→ Given instruction: Turn the stretch from the start of the data through the line containing "color-scheme-select[interactable]: Aa Scheme" into a JSON list of strings, one string per line, leaving out blank lines.

-- begin --

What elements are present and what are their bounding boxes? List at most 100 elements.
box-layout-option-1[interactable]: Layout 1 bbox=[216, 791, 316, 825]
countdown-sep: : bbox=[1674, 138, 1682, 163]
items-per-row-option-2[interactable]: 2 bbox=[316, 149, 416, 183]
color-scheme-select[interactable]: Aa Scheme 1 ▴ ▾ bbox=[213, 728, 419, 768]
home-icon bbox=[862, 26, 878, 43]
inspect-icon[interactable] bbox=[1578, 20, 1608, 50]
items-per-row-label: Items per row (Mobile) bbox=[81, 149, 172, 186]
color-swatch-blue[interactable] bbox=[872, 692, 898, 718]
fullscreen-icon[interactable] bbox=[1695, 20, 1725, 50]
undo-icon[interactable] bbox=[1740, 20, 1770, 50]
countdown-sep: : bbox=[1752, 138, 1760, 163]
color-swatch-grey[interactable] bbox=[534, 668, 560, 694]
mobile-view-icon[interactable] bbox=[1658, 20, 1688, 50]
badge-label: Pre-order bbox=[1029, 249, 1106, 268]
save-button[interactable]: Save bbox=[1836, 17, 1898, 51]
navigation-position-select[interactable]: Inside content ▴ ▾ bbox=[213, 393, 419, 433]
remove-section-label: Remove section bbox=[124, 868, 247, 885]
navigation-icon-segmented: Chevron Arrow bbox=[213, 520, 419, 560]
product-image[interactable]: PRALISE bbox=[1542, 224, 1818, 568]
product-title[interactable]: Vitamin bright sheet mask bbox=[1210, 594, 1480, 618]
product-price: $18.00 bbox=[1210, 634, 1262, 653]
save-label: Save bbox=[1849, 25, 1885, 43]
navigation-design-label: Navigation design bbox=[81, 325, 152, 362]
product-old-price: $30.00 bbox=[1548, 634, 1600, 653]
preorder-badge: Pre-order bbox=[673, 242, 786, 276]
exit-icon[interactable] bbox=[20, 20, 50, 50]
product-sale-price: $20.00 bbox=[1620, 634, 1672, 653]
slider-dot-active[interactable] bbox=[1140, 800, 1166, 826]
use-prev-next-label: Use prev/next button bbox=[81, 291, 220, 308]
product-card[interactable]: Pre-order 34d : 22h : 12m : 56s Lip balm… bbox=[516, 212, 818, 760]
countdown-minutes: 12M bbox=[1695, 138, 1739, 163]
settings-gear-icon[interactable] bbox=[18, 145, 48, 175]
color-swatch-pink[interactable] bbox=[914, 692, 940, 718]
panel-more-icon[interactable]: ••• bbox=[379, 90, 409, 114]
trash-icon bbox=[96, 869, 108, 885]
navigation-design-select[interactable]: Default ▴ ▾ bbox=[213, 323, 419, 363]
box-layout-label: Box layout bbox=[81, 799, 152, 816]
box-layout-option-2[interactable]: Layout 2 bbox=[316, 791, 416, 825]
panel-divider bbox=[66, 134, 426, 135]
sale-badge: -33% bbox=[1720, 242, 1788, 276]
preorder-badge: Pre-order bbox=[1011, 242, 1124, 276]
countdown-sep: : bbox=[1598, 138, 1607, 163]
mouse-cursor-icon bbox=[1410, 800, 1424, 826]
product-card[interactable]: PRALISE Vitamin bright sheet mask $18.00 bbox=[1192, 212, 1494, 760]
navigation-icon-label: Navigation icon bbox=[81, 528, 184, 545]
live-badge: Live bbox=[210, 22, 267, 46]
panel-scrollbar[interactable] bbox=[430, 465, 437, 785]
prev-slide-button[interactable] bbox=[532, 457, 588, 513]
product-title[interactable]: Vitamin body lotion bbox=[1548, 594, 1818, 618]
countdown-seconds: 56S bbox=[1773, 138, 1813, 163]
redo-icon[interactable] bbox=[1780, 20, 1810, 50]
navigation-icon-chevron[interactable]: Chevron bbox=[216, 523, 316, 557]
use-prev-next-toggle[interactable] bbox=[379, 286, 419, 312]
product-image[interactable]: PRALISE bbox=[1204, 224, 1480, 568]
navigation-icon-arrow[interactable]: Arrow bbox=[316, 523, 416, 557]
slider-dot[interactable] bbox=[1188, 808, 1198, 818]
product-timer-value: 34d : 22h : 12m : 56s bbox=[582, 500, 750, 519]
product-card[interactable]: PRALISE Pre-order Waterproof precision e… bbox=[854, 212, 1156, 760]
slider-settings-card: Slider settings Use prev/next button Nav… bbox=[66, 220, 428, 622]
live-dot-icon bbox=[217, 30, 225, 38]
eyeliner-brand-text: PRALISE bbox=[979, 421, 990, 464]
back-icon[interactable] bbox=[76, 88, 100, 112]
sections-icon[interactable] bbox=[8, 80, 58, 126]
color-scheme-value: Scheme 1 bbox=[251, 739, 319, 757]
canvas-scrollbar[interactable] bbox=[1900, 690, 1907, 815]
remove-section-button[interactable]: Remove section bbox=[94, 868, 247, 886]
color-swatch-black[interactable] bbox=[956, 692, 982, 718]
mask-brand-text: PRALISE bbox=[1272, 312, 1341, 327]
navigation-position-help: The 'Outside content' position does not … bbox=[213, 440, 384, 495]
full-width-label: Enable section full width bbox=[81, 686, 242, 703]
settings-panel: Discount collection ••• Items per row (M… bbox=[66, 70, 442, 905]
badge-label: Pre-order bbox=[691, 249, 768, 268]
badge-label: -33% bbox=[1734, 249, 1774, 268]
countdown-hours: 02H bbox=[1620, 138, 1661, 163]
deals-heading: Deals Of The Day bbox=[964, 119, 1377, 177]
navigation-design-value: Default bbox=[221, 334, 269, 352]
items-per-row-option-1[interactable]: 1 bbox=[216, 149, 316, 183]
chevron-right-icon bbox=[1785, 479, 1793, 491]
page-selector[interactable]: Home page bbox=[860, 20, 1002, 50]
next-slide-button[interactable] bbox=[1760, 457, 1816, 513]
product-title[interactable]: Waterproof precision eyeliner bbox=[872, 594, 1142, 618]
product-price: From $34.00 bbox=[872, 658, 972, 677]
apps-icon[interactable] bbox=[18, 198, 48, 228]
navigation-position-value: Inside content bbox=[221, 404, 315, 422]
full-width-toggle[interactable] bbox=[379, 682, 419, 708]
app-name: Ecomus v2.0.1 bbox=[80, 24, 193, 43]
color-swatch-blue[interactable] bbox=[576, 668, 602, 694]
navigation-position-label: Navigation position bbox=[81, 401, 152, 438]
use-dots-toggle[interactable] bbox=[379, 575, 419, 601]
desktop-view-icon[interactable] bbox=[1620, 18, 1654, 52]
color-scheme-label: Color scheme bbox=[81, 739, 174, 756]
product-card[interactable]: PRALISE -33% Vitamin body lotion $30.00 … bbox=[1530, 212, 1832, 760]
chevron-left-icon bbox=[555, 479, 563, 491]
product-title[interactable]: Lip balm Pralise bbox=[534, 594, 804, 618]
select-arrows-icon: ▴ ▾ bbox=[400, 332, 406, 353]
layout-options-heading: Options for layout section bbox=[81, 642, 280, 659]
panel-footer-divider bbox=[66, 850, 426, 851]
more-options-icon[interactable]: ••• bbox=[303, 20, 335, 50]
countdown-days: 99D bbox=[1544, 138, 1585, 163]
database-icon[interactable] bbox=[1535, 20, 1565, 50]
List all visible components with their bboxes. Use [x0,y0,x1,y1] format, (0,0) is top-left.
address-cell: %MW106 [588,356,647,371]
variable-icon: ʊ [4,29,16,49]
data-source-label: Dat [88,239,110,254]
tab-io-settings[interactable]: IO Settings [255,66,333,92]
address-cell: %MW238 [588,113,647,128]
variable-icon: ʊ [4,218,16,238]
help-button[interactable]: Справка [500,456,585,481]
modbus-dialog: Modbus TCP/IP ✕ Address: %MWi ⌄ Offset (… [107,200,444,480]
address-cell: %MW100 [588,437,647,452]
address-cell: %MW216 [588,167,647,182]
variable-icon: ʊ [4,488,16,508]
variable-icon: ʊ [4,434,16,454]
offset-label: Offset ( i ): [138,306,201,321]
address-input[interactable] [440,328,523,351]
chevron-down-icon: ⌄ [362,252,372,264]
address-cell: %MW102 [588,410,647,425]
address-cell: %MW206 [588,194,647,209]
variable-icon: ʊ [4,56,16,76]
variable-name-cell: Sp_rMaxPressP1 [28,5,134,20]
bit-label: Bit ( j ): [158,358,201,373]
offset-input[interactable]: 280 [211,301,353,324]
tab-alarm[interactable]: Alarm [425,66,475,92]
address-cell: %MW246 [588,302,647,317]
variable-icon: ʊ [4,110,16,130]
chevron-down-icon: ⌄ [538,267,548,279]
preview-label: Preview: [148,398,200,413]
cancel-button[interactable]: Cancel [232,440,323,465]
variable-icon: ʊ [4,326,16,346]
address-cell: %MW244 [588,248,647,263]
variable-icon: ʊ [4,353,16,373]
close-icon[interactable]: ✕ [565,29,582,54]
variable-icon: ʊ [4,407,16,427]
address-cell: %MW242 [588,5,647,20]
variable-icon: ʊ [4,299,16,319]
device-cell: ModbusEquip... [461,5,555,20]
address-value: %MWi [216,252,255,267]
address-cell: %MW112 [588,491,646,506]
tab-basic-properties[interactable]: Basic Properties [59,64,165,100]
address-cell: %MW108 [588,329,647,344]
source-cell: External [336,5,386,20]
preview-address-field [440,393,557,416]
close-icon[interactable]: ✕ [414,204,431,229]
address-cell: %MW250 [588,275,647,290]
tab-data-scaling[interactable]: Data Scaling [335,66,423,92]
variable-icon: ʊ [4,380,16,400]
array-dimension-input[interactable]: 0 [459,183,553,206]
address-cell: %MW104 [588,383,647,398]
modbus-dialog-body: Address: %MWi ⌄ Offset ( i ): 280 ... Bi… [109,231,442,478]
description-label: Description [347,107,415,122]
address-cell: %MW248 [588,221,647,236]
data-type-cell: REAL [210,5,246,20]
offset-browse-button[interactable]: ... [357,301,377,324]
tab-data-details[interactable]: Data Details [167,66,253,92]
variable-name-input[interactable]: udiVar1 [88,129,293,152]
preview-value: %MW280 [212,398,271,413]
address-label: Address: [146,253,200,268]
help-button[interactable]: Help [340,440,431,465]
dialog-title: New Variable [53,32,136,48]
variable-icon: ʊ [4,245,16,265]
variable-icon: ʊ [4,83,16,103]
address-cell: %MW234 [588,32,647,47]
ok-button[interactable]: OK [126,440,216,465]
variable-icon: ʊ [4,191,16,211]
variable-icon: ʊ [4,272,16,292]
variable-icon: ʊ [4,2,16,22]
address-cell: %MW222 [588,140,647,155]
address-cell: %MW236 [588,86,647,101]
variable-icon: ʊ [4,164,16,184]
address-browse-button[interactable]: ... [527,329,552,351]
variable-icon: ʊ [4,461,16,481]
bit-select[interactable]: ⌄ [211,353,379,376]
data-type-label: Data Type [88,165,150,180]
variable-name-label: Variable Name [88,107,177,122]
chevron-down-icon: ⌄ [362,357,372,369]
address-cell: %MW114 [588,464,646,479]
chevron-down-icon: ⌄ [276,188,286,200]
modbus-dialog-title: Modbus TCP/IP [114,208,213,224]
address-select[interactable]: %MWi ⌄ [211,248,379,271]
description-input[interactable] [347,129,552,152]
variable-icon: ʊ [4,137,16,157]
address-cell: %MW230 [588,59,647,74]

-- end --

→ Written response:
[
  "What elements are present and what are their bounding boxes? List at most 100 elements.",
  "box-layout-option-1[interactable]: Layout 1 bbox=[216, 791, 316, 825]",
  "countdown-sep: : bbox=[1674, 138, 1682, 163]",
  "items-per-row-option-2[interactable]: 2 bbox=[316, 149, 416, 183]",
  "color-scheme-select[interactable]: Aa Scheme 1 ▴ ▾ bbox=[213, 728, 419, 768]"
]